* [Exercise goal]
Reproduce every line of the entries below verbatim, without altering any character.

* [Record list]
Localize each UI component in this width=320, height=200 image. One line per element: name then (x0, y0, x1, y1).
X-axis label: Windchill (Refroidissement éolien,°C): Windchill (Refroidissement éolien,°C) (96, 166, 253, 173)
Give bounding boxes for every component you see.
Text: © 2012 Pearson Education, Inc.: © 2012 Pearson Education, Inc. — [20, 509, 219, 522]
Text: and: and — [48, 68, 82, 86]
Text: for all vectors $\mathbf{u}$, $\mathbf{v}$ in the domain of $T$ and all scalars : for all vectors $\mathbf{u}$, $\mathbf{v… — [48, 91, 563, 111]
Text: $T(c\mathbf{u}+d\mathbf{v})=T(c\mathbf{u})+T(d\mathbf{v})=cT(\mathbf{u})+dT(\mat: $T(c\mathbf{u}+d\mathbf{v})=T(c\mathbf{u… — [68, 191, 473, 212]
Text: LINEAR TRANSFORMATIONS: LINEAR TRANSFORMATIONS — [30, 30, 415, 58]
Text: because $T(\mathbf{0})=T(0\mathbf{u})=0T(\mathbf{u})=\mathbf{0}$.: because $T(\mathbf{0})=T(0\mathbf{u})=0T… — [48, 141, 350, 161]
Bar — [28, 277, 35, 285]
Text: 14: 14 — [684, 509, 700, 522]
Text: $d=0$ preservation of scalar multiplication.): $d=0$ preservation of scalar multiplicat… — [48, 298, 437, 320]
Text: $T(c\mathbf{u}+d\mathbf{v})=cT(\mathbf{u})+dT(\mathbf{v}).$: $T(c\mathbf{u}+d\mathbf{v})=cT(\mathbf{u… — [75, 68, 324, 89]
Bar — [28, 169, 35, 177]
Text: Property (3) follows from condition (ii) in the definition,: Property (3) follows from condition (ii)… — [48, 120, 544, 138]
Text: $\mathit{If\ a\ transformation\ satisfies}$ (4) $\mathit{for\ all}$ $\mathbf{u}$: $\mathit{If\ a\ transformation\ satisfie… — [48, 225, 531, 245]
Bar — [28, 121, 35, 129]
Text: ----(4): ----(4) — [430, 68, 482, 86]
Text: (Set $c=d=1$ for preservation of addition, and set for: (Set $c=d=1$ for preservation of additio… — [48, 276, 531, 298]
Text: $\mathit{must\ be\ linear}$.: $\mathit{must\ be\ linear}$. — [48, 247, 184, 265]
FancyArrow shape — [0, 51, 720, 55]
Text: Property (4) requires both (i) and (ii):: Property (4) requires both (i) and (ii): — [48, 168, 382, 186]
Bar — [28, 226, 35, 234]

* [Full output]
Localize each UI component in this width=320, height=200 image. One line per element: name then (x0, y0, x1, y1).
X-axis label: Windchill (Refroidissement éolien,°C): Windchill (Refroidissement éolien,°C) (96, 166, 253, 173)
Give bounding boxes for every component you see.
Text: © 2012 Pearson Education, Inc.: © 2012 Pearson Education, Inc. — [20, 509, 219, 522]
Text: and: and — [48, 68, 82, 86]
Text: for all vectors $\mathbf{u}$, $\mathbf{v}$ in the domain of $T$ and all scalars : for all vectors $\mathbf{u}$, $\mathbf{v… — [48, 91, 563, 111]
Text: $T(c\mathbf{u}+d\mathbf{v})=T(c\mathbf{u})+T(d\mathbf{v})=cT(\mathbf{u})+dT(\mat: $T(c\mathbf{u}+d\mathbf{v})=T(c\mathbf{u… — [68, 191, 473, 212]
Text: LINEAR TRANSFORMATIONS: LINEAR TRANSFORMATIONS — [30, 30, 415, 58]
Text: because $T(\mathbf{0})=T(0\mathbf{u})=0T(\mathbf{u})=\mathbf{0}$.: because $T(\mathbf{0})=T(0\mathbf{u})=0T… — [48, 141, 350, 161]
Bar — [28, 277, 35, 285]
Text: 14: 14 — [684, 509, 700, 522]
Text: $d=0$ preservation of scalar multiplication.): $d=0$ preservation of scalar multiplicat… — [48, 298, 437, 320]
Text: $T(c\mathbf{u}+d\mathbf{v})=cT(\mathbf{u})+dT(\mathbf{v}).$: $T(c\mathbf{u}+d\mathbf{v})=cT(\mathbf{u… — [75, 68, 324, 89]
Bar — [28, 169, 35, 177]
Text: Property (3) follows from condition (ii) in the definition,: Property (3) follows from condition (ii)… — [48, 120, 544, 138]
Text: $\mathit{If\ a\ transformation\ satisfies}$ (4) $\mathit{for\ all}$ $\mathbf{u}$: $\mathit{If\ a\ transformation\ satisfie… — [48, 225, 531, 245]
Bar — [28, 121, 35, 129]
Text: ----(4): ----(4) — [430, 68, 482, 86]
Text: (Set $c=d=1$ for preservation of addition, and set for: (Set $c=d=1$ for preservation of additio… — [48, 276, 531, 298]
Text: $\mathit{must\ be\ linear}$.: $\mathit{must\ be\ linear}$. — [48, 247, 184, 265]
FancyArrow shape — [0, 51, 720, 55]
Text: Property (4) requires both (i) and (ii):: Property (4) requires both (i) and (ii): — [48, 168, 382, 186]
Bar — [28, 226, 35, 234]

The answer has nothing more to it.